== Dataset content ==
****************************************
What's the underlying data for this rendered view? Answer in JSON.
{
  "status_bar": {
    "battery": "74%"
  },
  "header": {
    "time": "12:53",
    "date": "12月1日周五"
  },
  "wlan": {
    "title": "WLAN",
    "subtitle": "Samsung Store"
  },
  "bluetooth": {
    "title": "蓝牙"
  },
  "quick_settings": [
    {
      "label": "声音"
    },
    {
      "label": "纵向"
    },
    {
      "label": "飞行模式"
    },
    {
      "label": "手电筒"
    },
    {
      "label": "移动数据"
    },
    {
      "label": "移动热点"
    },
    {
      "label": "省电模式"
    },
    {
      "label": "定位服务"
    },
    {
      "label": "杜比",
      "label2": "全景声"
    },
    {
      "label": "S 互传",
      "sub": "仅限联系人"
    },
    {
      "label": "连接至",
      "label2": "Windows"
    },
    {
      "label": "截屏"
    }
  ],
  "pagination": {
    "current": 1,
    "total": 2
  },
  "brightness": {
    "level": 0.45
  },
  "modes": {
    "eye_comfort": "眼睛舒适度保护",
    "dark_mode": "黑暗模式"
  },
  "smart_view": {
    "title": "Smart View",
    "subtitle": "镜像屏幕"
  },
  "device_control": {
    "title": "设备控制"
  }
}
****************************************
== What this task involves ==
Look above for every line with the word "subtitle" and copy it.

== Response to this exercise ==
    "subtitle": "Samsung Store"
    "subtitle": "镜像屏幕"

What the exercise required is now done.